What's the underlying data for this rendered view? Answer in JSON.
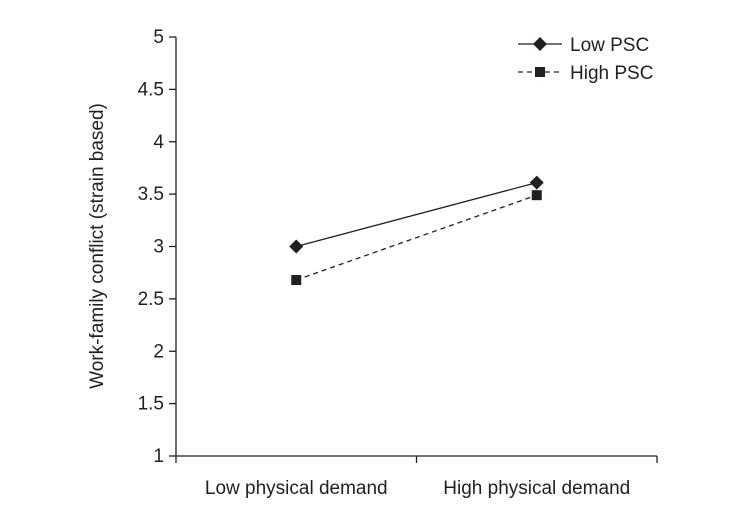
{
  "chart_data": {
    "type": "line",
    "categories": [
      "Low physical demand",
      "High physical demand"
    ],
    "series": [
      {
        "name": "Low PSC",
        "values": [
          3.0,
          3.61
        ],
        "line_style": "solid",
        "marker": "diamond"
      },
      {
        "name": "High PSC",
        "values": [
          2.68,
          3.49
        ],
        "line_style": "dashed",
        "marker": "square"
      }
    ],
    "ylabel": "Work-family conflict (strain based)",
    "xlabel": "",
    "ylim": [
      1,
      5
    ],
    "yticks": [
      "1",
      "1.5",
      "2",
      "2.5",
      "3",
      "3.5",
      "4",
      "4.5",
      "5"
    ],
    "grid": false,
    "legend_position": "top-right",
    "colors": {
      "ink": "#231f20",
      "background": "#ffffff"
    }
  }
}
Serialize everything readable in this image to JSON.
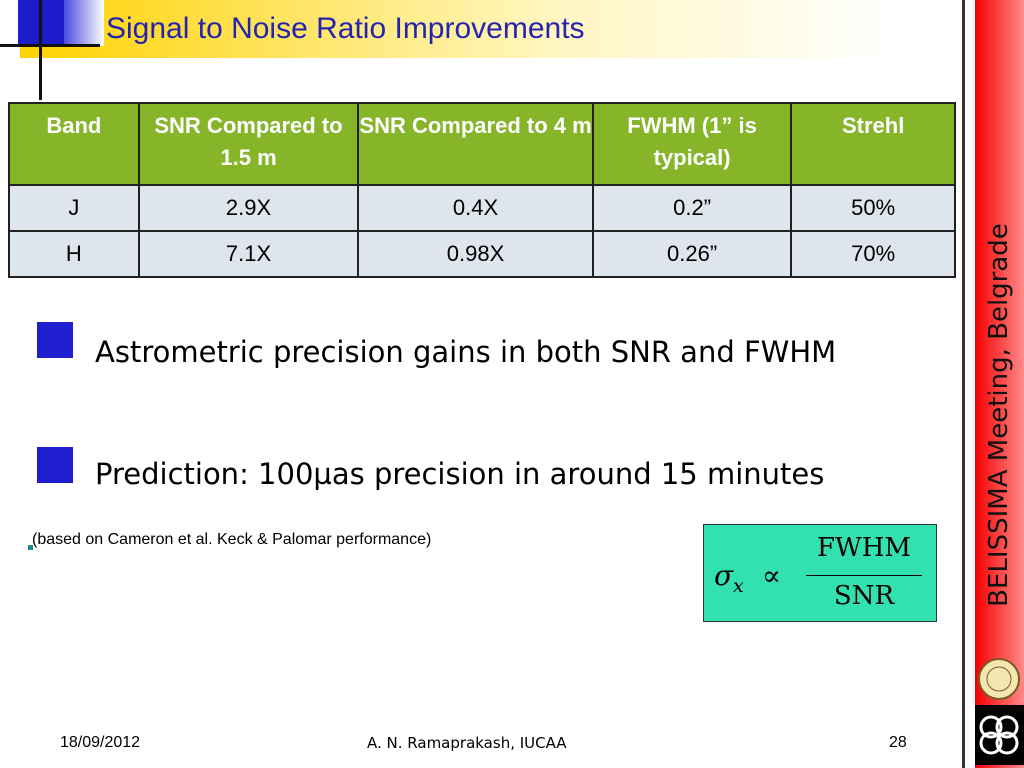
# # #
> GOAL
Excluding the pictures, restate the records above word for word.

> WRITTEN SOLUTION
What's the underlying data for this rendered view? Answer in JSON.
{
  "chart_data": {
    "type": "line",
    "categories": [
      "Low physical demand",
      "High physical demand"
    ],
    "series": [
      {
        "name": "Low PSC",
        "values": [
          3.0,
          3.61
        ],
        "line_style": "solid",
        "marker": "diamond"
      },
      {
        "name": "High PSC",
        "values": [
          2.68,
          3.49
        ],
        "line_style": "dashed",
        "marker": "square"
      }
    ],
    "ylabel": "Work-family conflict (strain based)",
    "xlabel": "",
    "ylim": [
      1,
      5
    ],
    "yticks": [
      "1",
      "1.5",
      "2",
      "2.5",
      "3",
      "3.5",
      "4",
      "4.5",
      "5"
    ],
    "grid": false,
    "legend_position": "top-right",
    "colors": {
      "ink": "#231f20",
      "background": "#ffffff"
    }
  }
}
Serialize everything readable in this image to JSON.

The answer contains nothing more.